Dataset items
#####
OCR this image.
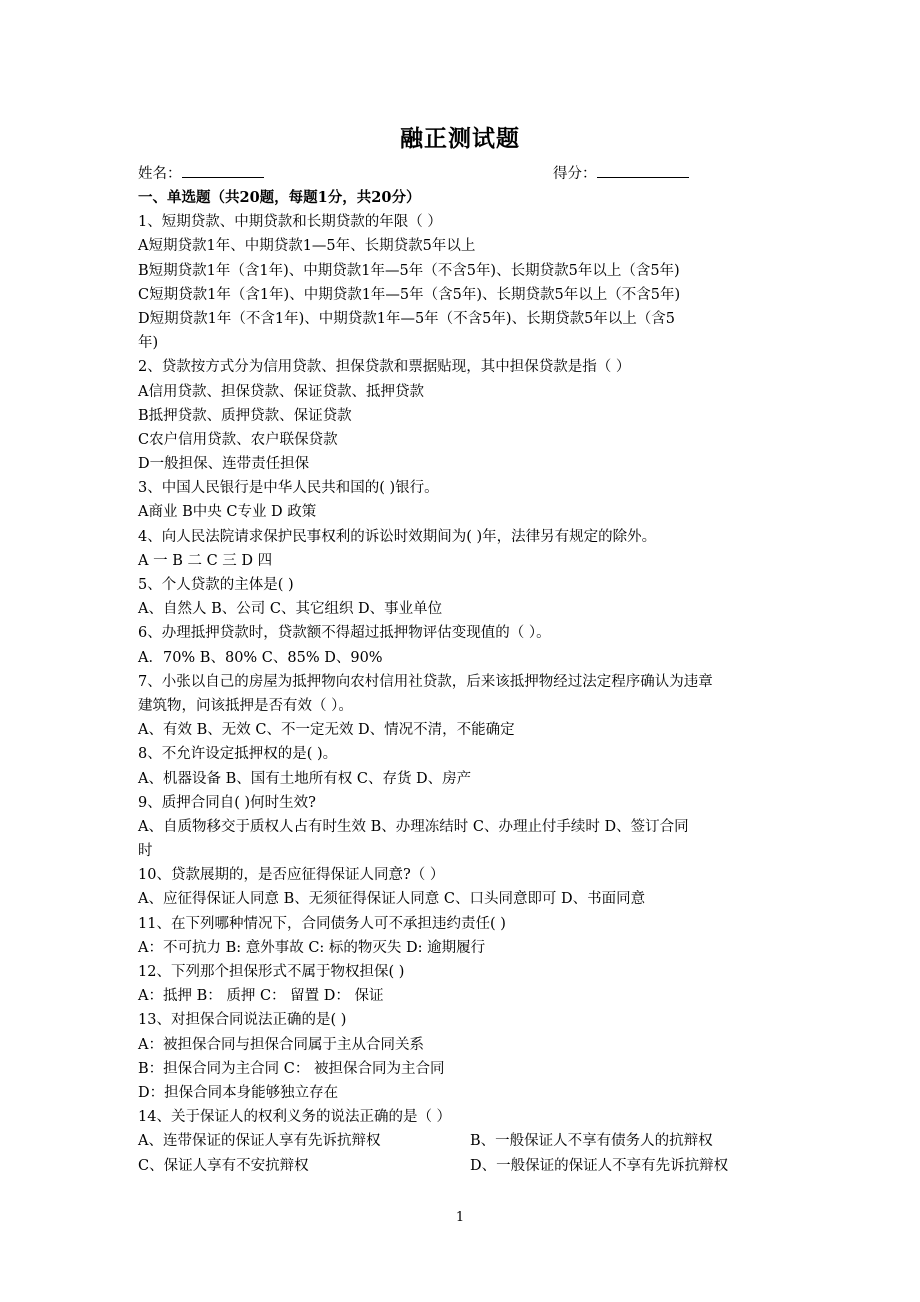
融正测试题
姓名：	得分：
一、单选题（共20题，每题1分，共20分）
1、短期贷款、中期贷款和长期贷款的年限（ ）
A短期贷款1年、中期贷款1—5年、长期贷款5年以上
B短期贷款1年（含1年)、中期贷款1年—5年（不含5年)、长期贷款5年以上（含5年)
C短期贷款1年（含1年)、中期贷款1年—5年（含5年)、长期贷款5年以上（不含5年)
D短期贷款1年（不含1年)、中期贷款1年—5年（不含5年)、长期贷款5年以上（含5
年)
2、贷款按方式分为信用贷款、担保贷款和票据贴现，其中担保贷款是指（ ）
A信用贷款、担保贷款、保证贷款、抵押贷款
B抵押贷款、质押贷款、保证贷款
C农户信用贷款、农户联保贷款
D一般担保、连带责任担保
3、中国人民银行是中华人民共和国的( )银行。
A商业 B中央 C专业 D 政策
4、向人民法院请求保护民事权利的诉讼时效期间为( )年，法律另有规定的除外。
A 一 B 二 C 三 D 四
5、个人贷款的主体是( )
A、自然人 B、公司 C、其它组织 D、事业单位
6、办理抵押贷款时，贷款额不得超过抵押物评估变现值的（ ）。
A．70% B、80% C、85% D、90%
7、小张以自己的房屋为抵押物向农村信用社贷款，后来该抵押物经过法定程序确认为违章
建筑物，问该抵押是否有效（ ）。
A、有效 B、无效 C、不一定无效 D、情况不清，不能确定
8、不允许设定抵押权的是( )。
A、机器设备 B、国有土地所有权 C、存货 D、房产
9、质押合同自( )何时生效?
A、自质物移交于质权人占有时生效 B、办理冻结时 C、办理止付手续时 D、签订合同
时
10、贷款展期的，是否应征得保证人同意?（ ）
A、应征得保证人同意 B、无须征得保证人同意 C、口头同意即可 D、书面同意
11、在下列哪种情况下，合同债务人可不承担违约责任( )
A：不可抗力 B: 意外事故 C: 标的物灭失 D: 逾期履行
12、下列那个担保形式不属于物权担保( )
A：抵押 B： 质押 C： 留置 D： 保证
13、对担保合同说法正确的是( )
A：被担保合同与担保合同属于主从合同关系
B：担保合同为主合同 C： 被担保合同为主合同
D：担保合同本身能够独立存在
14、关于保证人的权利义务的说法正确的是（ ）
A、连带保证的保证人享有先诉抗辩权	B、一般保证人不享有债务人的抗辩权
C、保证人享有不安抗辩权	D、一般保证的保证人不享有先诉抗辩权
1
#####
> [PROBLEM]:
Go through the listing above and pull out each line containing the word "保证贷款".

> [FINISHED EXERCISE]:
A信用贷款、担保贷款、保证贷款、抵押贷款
B抵押贷款、质押贷款、保证贷款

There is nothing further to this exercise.